- [Dataset records]:
※ ※ ※

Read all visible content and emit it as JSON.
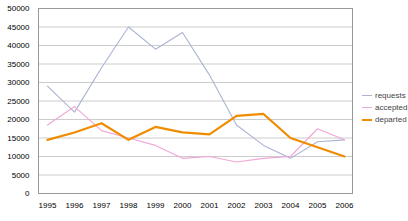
{
  "chart_data": {
    "type": "line",
    "categories": [
      "1995",
      "1996",
      "1997",
      "1998",
      "1999",
      "2000",
      "2001",
      "2002",
      "2003",
      "2004",
      "2005",
      "2006"
    ],
    "series": [
      {
        "name": "requests",
        "color": "#aab4d2",
        "values": [
          29000,
          22000,
          34000,
          45000,
          39000,
          43500,
          32000,
          18500,
          13000,
          9500,
          14000,
          14500
        ]
      },
      {
        "name": "accepted",
        "color": "#f0a6d6",
        "values": [
          18500,
          23500,
          17000,
          15000,
          13000,
          9500,
          10000,
          8500,
          9500,
          10000,
          17500,
          14500
        ]
      },
      {
        "name": "departed",
        "color": "#f08c00",
        "values": [
          14500,
          16500,
          19000,
          14500,
          18000,
          16500,
          16000,
          21000,
          21500,
          15000,
          12500,
          10000
        ]
      }
    ],
    "ylim": [
      0,
      50000
    ],
    "yticks": [
      0,
      5000,
      10000,
      15000,
      20000,
      25000,
      30000,
      35000,
      40000,
      45000,
      50000
    ],
    "grid": true,
    "legend": "right"
  }
}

※ ※ ※

- [Problem to work on]:
Identify every line above that includes the word "color", and show those lines.

- [Task answer]:
        "color": "#aab4d2",
        "color": "#f0a6d6",
        "color": "#f08c00",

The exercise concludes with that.